[EXTRACTED ENTRIES]

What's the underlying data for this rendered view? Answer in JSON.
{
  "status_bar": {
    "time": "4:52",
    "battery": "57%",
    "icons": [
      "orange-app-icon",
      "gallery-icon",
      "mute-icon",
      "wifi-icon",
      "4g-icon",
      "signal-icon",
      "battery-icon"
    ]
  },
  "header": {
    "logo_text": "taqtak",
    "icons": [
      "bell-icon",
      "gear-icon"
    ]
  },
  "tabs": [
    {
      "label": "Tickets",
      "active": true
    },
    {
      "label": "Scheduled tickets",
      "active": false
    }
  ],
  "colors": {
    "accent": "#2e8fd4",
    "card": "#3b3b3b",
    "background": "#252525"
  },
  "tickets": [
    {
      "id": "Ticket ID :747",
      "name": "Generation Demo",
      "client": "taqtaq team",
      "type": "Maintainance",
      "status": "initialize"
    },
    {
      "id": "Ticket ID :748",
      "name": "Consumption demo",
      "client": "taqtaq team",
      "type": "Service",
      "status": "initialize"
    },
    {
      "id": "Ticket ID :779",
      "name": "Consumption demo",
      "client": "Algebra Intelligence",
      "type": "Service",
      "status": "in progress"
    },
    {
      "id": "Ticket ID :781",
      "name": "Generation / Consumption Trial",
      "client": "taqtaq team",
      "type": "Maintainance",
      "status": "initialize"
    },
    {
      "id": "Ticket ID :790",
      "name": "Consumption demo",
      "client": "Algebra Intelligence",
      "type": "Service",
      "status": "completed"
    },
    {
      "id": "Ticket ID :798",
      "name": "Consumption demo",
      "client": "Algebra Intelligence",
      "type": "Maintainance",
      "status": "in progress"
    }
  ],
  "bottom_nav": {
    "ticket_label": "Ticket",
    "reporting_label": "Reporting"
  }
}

[WHAT IS EXPECTED]
Repeat the data precisely, reproducing every entry.

[ANSWER TO THIS TASK]
What's the underlying data for this rendered view? Answer in JSON.
{
  "status_bar": {
    "time": "4:52",
    "battery": "57%",
    "icons": [
      "orange-app-icon",
      "gallery-icon",
      "mute-icon",
      "wifi-icon",
      "4g-icon",
      "signal-icon",
      "battery-icon"
    ]
  },
  "header": {
    "logo_text": "taqtak",
    "icons": [
      "bell-icon",
      "gear-icon"
    ]
  },
  "tabs": [
    {
      "label": "Tickets",
      "active": true
    },
    {
      "label": "Scheduled tickets",
      "active": false
    }
  ],
  "colors": {
    "accent": "#2e8fd4",
    "card": "#3b3b3b",
    "background": "#252525"
  },
  "tickets": [
    {
      "id": "Ticket ID :747",
      "name": "Generation Demo",
      "client": "taqtaq team",
      "type": "Maintainance",
      "status": "initialize"
    },
    {
      "id": "Ticket ID :748",
      "name": "Consumption demo",
      "client": "taqtaq team",
      "type": "Service",
      "status": "initialize"
    },
    {
      "id": "Ticket ID :779",
      "name": "Consumption demo",
      "client": "Algebra Intelligence",
      "type": "Service",
      "status": "in progress"
    },
    {
      "id": "Ticket ID :781",
      "name": "Generation / Consumption Trial",
      "client": "taqtaq team",
      "type": "Maintainance",
      "status": "initialize"
    },
    {
      "id": "Ticket ID :790",
      "name": "Consumption demo",
      "client": "Algebra Intelligence",
      "type": "Service",
      "status": "completed"
    },
    {
      "id": "Ticket ID :798",
      "name": "Consumption demo",
      "client": "Algebra Intelligence",
      "type": "Maintainance",
      "status": "in progress"
    }
  ],
  "bottom_nav": {
    "ticket_label": "Ticket",
    "reporting_label": "Reporting"
  }
}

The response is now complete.